-- start of Records to use --

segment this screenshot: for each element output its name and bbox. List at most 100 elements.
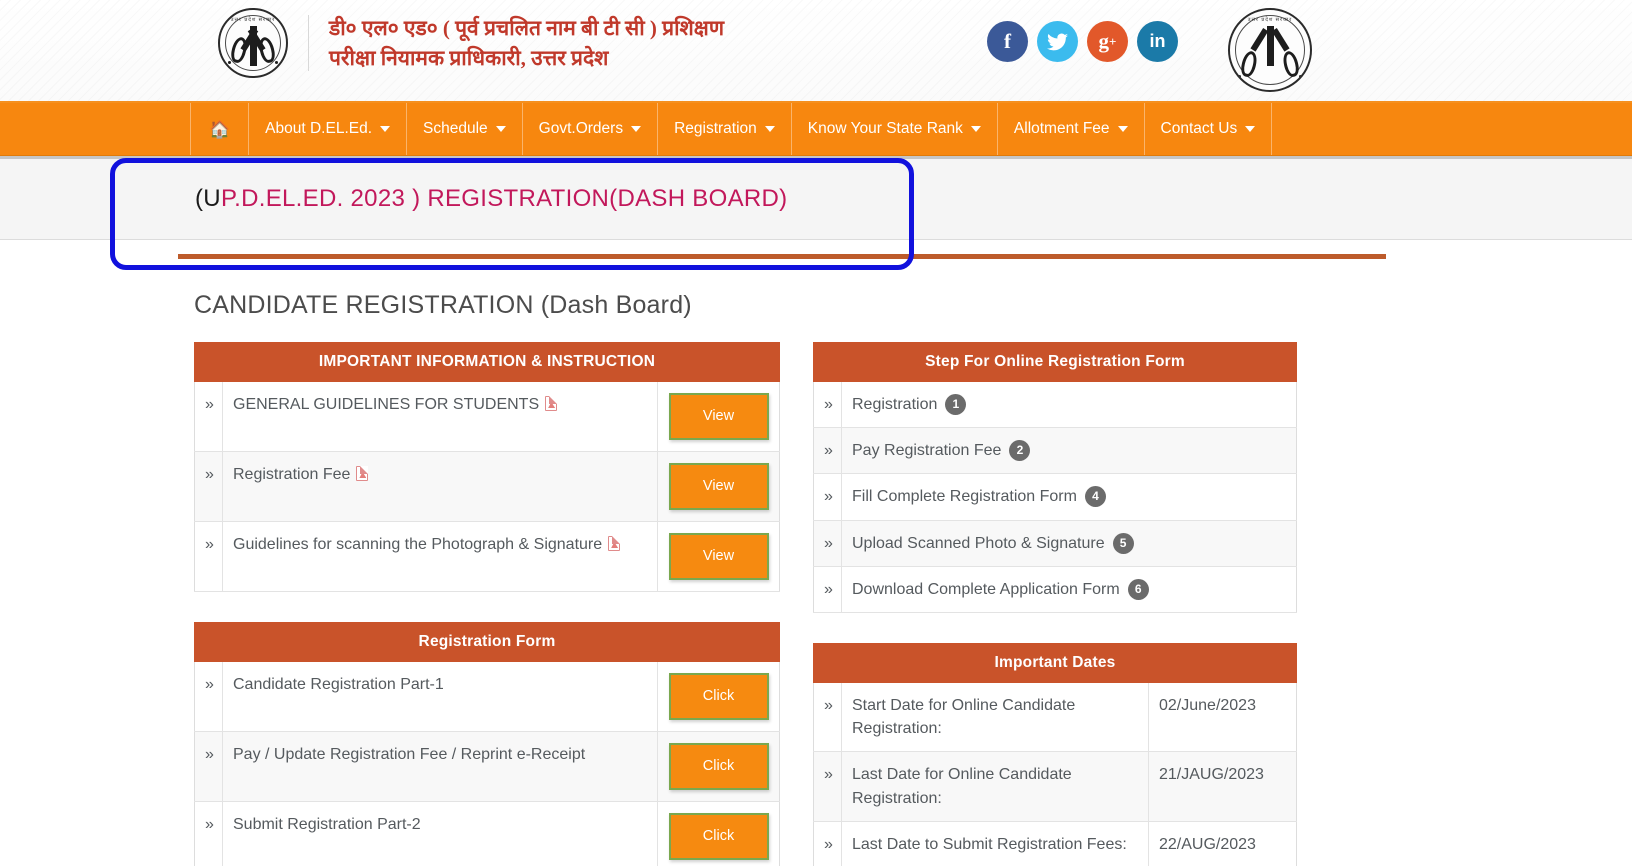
click-button[interactable]: Click [668,743,769,790]
table-row[interactable]: » Pay Registration Fee 2 [813,427,1297,475]
table-row[interactable]: » Registration Fee View [194,451,780,522]
nav-item-schedule[interactable]: Schedule [407,103,523,155]
nav-item-know-your-state-rank[interactable]: Know Your State Rank [792,103,998,155]
chevron-down-icon [1117,126,1128,132]
nav-item-registration[interactable]: Registration [658,103,792,155]
row-label-text: Upload Scanned Photo & Signature [852,534,1105,552]
emblem-bow-right-right [1271,28,1290,52]
emblem-dot-right-right [1299,75,1302,78]
table-row[interactable]: » Registration 1 [813,382,1297,429]
row-bullet-icon: » [194,731,223,802]
pdf-icon[interactable] [545,396,558,411]
panel-title-important-information: IMPORTANT INFORMATION & INSTRUCTION [194,342,780,382]
row-label: Registration 1 [841,382,1297,429]
row-bullet-icon: » [194,521,223,592]
brand-title-line-1: डी० एल० एड० ( पूर्व प्रचलित नाम बी टी सी… [329,15,725,40]
table-row[interactable]: » GENERAL GUIDELINES FOR STUDENTS View [194,382,780,452]
pdf-icon[interactable] [356,466,369,481]
emblem-dot-right [275,61,278,64]
view-button[interactable]: View [668,393,769,440]
click-button[interactable]: Click [668,813,769,860]
nav-item-about[interactable]: About D.EL.Ed. [249,103,408,155]
table-row[interactable]: » Guidelines for scanning the Photograph… [194,521,780,592]
chevron-down-icon [970,126,981,132]
table-registration-form: » Candidate Registration Part-1 Click » … [194,662,780,866]
row-label-text: Download Complete Application Form [852,580,1120,598]
nav-label-allotment-fee: Allotment Fee [1013,120,1110,137]
panel-steps: Step For Online Registration Form » Regi… [813,342,1297,613]
nav-label-about: About D.EL.Ed. [265,120,373,137]
row-label: GENERAL GUIDELINES FOR STUDENTS [222,382,658,452]
emblem-fish-right-right [1281,49,1301,79]
chevron-down-icon [1245,126,1256,132]
click-button[interactable]: Click [668,673,769,720]
main-navigation: 🏠 About D.EL.Ed. Schedule Govt.Orders Re… [0,103,1632,156]
table-row[interactable]: » Pay / Update Registration Fee / Reprin… [194,731,780,802]
emblem-dot-left-right [1238,75,1241,78]
brand-divider [308,15,309,71]
site-header: उत्तर प्रदेश सरकार डी० एल० एड० ( पूर्व प… [0,0,1632,103]
nav-item-home[interactable]: 🏠 [190,103,250,155]
pdf-icon[interactable] [608,536,621,551]
brand-block: उत्तर प्रदेश सरकार डी० एल० एड० ( पूर्व प… [218,8,724,78]
google-plus-icon[interactable]: g + [1087,21,1128,62]
row-date-value: 21/JAUG/2023 [1148,751,1297,822]
chevron-down-icon [495,126,506,132]
view-button[interactable]: View [668,533,769,580]
table-row[interactable]: » Download Complete Application Form 6 [813,566,1297,613]
nav-item-allotment-fee[interactable]: Allotment Fee [998,103,1145,155]
table-row[interactable]: » Fill Complete Registration Form 4 [813,473,1297,521]
right-column: Step For Online Registration Form » Regi… [813,342,1297,866]
table-important-dates: » Start Date for Online Candidate Regist… [813,682,1297,866]
row-label: Download Complete Application Form 6 [841,566,1297,613]
row-bullet-icon: » [813,382,842,429]
table-row: » Last Date to Submit Registration Fees:… [813,821,1297,866]
nav-item-govt-orders[interactable]: Govt.Orders [523,103,659,155]
row-label-text: Guidelines for scanning the Photograph &… [233,536,603,553]
panel-important-information: IMPORTANT INFORMATION & INSTRUCTION » GE… [194,342,780,592]
row-label: Guidelines for scanning the Photograph &… [222,521,658,592]
chevron-down-icon [380,126,391,132]
table-row[interactable]: » Upload Scanned Photo & Signature 5 [813,520,1297,567]
emblem-arc-text-right: उत्तर प्रदेश सरकार [1247,17,1293,23]
step-badge: 2 [1009,440,1031,462]
table-row[interactable]: » Candidate Registration Part-1 Click [194,662,780,732]
panel-important-dates: Important Dates » Start Date for Online … [813,642,1297,866]
nav-item-contact-us[interactable]: Contact Us [1145,103,1273,155]
page-title-band: (UP.D.EL.ED. 2023 ) REGISTRATION(DASH BO… [0,156,1632,240]
table-important-information: » GENERAL GUIDELINES FOR STUDENTS View »… [194,382,780,592]
row-bullet-icon: » [813,566,842,613]
step-badge: 1 [945,394,967,415]
nav-label-know-your-state-rank: Know Your State Rank [807,120,963,137]
home-icon: 🏠 [209,119,231,139]
linkedin-icon[interactable]: in [1137,21,1178,62]
row-date-value: 02/June/2023 [1148,682,1297,753]
row-label-text: Registration Fee [233,466,351,483]
row-bullet-icon: » [194,801,223,866]
row-label: Last Date for Online Candidate Registrat… [841,751,1149,822]
page-root: उत्तर प्रदेश सरकार डी० एल० एड० ( पूर्व प… [0,0,1632,866]
panel-title-important-dates: Important Dates [813,642,1297,683]
accent-divider [178,254,1386,259]
row-label-text: Fill Complete Registration Form [852,488,1077,506]
page-title: (UP.D.EL.ED. 2023 ) REGISTRATION(DASH BO… [195,185,787,213]
row-date-value: 22/AUG/2023 [1148,821,1297,866]
header-right-emblem: उत्तर प्रदेश सरकार [1228,8,1312,92]
row-label-text: GENERAL GUIDELINES FOR STUDENTS [233,396,540,413]
row-bullet-icon: » [813,473,842,521]
emblem-dot-left [228,61,231,64]
facebook-icon[interactable]: f [987,21,1028,62]
panel-registration-form: Registration Form » Candidate Registrati… [194,622,780,866]
row-bullet-icon: » [813,821,842,866]
row-bullet-icon: » [194,662,223,732]
chevron-down-icon [764,126,775,132]
row-action-cell: Click [657,662,780,732]
left-column: IMPORTANT INFORMATION & INSTRUCTION » GE… [194,342,780,866]
view-button[interactable]: View [668,463,769,510]
twitter-icon[interactable] [1037,21,1078,62]
table-row: » Last Date for Online Candidate Registr… [813,751,1297,822]
row-action-cell: View [657,382,780,452]
table-row[interactable]: » Submit Registration Part-2 Click [194,801,780,866]
row-action-cell: View [657,451,780,522]
row-label-text: Pay Registration Fee [852,442,1002,460]
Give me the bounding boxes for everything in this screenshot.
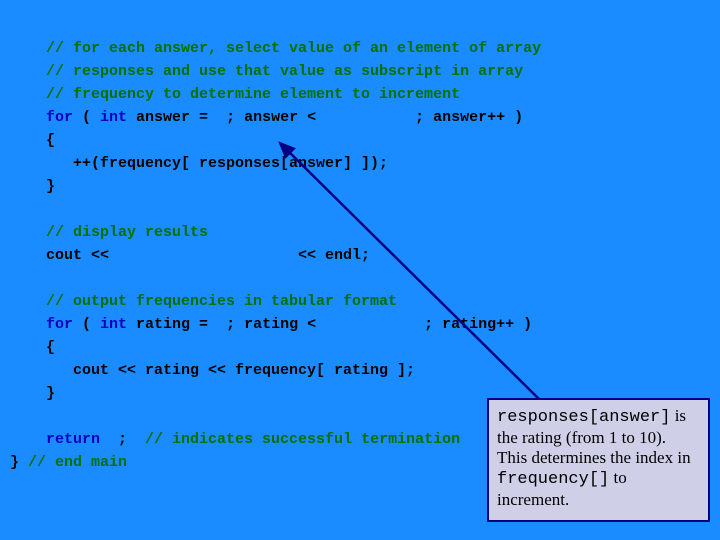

-- end of Records to use --

Stated goal —
Reproduce the entire listing above verbatim, line by line, omitting the pictures.

Worked solution —
segment this screenshot: for each element output its name and bbox. List at most 100 elements.
click-button[interactable]: Click [668,743,769,790]
table-row[interactable]: » Pay Registration Fee 2 [813,427,1297,475]
table-row[interactable]: » Registration Fee View [194,451,780,522]
nav-item-schedule[interactable]: Schedule [407,103,523,155]
nav-item-know-your-state-rank[interactable]: Know Your State Rank [792,103,998,155]
chevron-down-icon [1117,126,1128,132]
nav-item-registration[interactable]: Registration [658,103,792,155]
row-label-text: Upload Scanned Photo & Signature [852,534,1105,552]
emblem-bow-right-right [1271,28,1290,52]
emblem-dot-right-right [1299,75,1302,78]
table-row[interactable]: » Registration 1 [813,382,1297,429]
row-bullet-icon: » [194,731,223,802]
pdf-icon[interactable] [545,396,558,411]
panel-title-important-information: IMPORTANT INFORMATION & INSTRUCTION [194,342,780,382]
row-label: Registration 1 [841,382,1297,429]
row-bullet-icon: » [194,521,223,592]
brand-title-line-1: डी० एल० एड० ( पूर्व प्रचलित नाम बी टी सी… [329,15,725,40]
table-row[interactable]: » GENERAL GUIDELINES FOR STUDENTS View [194,382,780,452]
pdf-icon[interactable] [356,466,369,481]
emblem-dot-right [275,61,278,64]
view-button[interactable]: View [668,393,769,440]
click-button[interactable]: Click [668,813,769,860]
nav-item-about[interactable]: About D.EL.Ed. [249,103,408,155]
table-row[interactable]: » Guidelines for scanning the Photograph… [194,521,780,592]
chevron-down-icon [970,126,981,132]
table-registration-form: » Candidate Registration Part-1 Click » … [194,662,780,866]
row-label-text: Download Complete Application Form [852,580,1120,598]
nav-label-allotment-fee: Allotment Fee [1013,120,1110,137]
panel-steps: Step For Online Registration Form » Regi… [813,342,1297,613]
nav-label-about: About D.EL.Ed. [265,120,373,137]
row-label: GENERAL GUIDELINES FOR STUDENTS [222,382,658,452]
emblem-fish-right-right [1281,49,1301,79]
chevron-down-icon [1245,126,1256,132]
click-button[interactable]: Click [668,673,769,720]
main-navigation: 🏠 About D.EL.Ed. Schedule Govt.Orders Re… [0,103,1632,156]
table-row[interactable]: » Pay / Update Registration Fee / Reprin… [194,731,780,802]
emblem-dot-left-right [1238,75,1241,78]
brand-divider [308,15,309,71]
site-header: उत्तर प्रदेश सरकार डी० एल० एड० ( पूर्व प… [0,0,1632,103]
nav-item-home[interactable]: 🏠 [190,103,250,155]
pdf-icon[interactable] [608,536,621,551]
brand-block: उत्तर प्रदेश सरकार डी० एल० एड० ( पूर्व प… [218,8,724,78]
google-plus-icon[interactable]: g + [1087,21,1128,62]
row-date-value: 21/JAUG/2023 [1148,751,1297,822]
chevron-down-icon [495,126,506,132]
view-button[interactable]: View [668,533,769,580]
table-row[interactable]: » Download Complete Application Form 6 [813,566,1297,613]
nav-item-allotment-fee[interactable]: Allotment Fee [998,103,1145,155]
table-row[interactable]: » Fill Complete Registration Form 4 [813,473,1297,521]
right-column: Step For Online Registration Form » Regi… [813,342,1297,866]
table-important-dates: » Start Date for Online Candidate Regist… [813,682,1297,866]
row-label: Download Complete Application Form 6 [841,566,1297,613]
row-bullet-icon: » [813,382,842,429]
table-row: » Last Date to Submit Registration Fees:… [813,821,1297,866]
nav-item-govt-orders[interactable]: Govt.Orders [523,103,659,155]
row-label-text: Guidelines for scanning the Photograph &… [233,536,603,553]
panel-important-information: IMPORTANT INFORMATION & INSTRUCTION » GE… [194,342,780,592]
row-label: Guidelines for scanning the Photograph &… [222,521,658,592]
chevron-down-icon [380,126,391,132]
table-row[interactable]: » Upload Scanned Photo & Signature 5 [813,520,1297,567]
emblem-arc-text-right: उत्तर प्रदेश सरकार [1247,17,1293,23]
step-badge: 2 [1009,440,1031,462]
table-row[interactable]: » Candidate Registration Part-1 Click [194,662,780,732]
panel-important-dates: Important Dates » Start Date for Online … [813,642,1297,866]
nav-item-contact-us[interactable]: Contact Us [1145,103,1273,155]
page-title-band: (UP.D.EL.ED. 2023 ) REGISTRATION(DASH BO… [0,156,1632,240]
table-important-information: » GENERAL GUIDELINES FOR STUDENTS View »… [194,382,780,592]
row-bullet-icon: » [813,566,842,613]
step-badge: 1 [945,394,967,415]
nav-label-know-your-state-rank: Know Your State Rank [807,120,963,137]
home-icon: 🏠 [209,119,231,139]
linkedin-icon[interactable]: in [1137,21,1178,62]
row-date-value: 02/June/2023 [1148,682,1297,753]
row-label-text: Registration Fee [233,466,351,483]
row-bullet-icon: » [194,801,223,866]
row-label: Last Date for Online Candidate Registrat… [841,751,1149,822]
page-root: उत्तर प्रदेश सरकार डी० एल० एड० ( पूर्व प… [0,0,1632,866]
panel-title-important-dates: Important Dates [813,642,1297,683]
accent-divider [178,254,1386,259]
row-label-text: Fill Complete Registration Form [852,488,1077,506]
page-title: (UP.D.EL.ED. 2023 ) REGISTRATION(DASH BO… [195,185,787,213]
row-date-value: 22/AUG/2023 [1148,821,1297,866]
header-right-emblem: उत्तर प्रदेश सरकार [1228,8,1312,92]
row-label-text: GENERAL GUIDELINES FOR STUDENTS [233,396,540,413]
row-bullet-icon: » [813,473,842,521]
emblem-dot-left [228,61,231,64]
facebook-icon[interactable]: f [987,21,1028,62]
panel-registration-form: Registration Form » Candidate Registrati… [194,622,780,866]
row-bullet-icon: » [813,821,842,866]
row-bullet-icon: » [194,662,223,732]
chevron-down-icon [764,126,775,132]
row-action-cell: Click [657,662,780,732]
left-column: IMPORTANT INFORMATION & INSTRUCTION » GE… [194,342,780,866]
view-button[interactable]: View [668,463,769,510]
twitter-icon[interactable] [1037,21,1078,62]
table-row: » Last Date for Online Candidate Registr… [813,751,1297,822]
row-action-cell: View [657,382,780,452]
table-row[interactable]: » Submit Registration Part-2 Click [194,801,780,866]
row-action-cell: View [657,451,780,522]
row-label-text: Pay Registration Fee [852,442,1002,460]
Give me the bounding boxes for everything in this screenshot.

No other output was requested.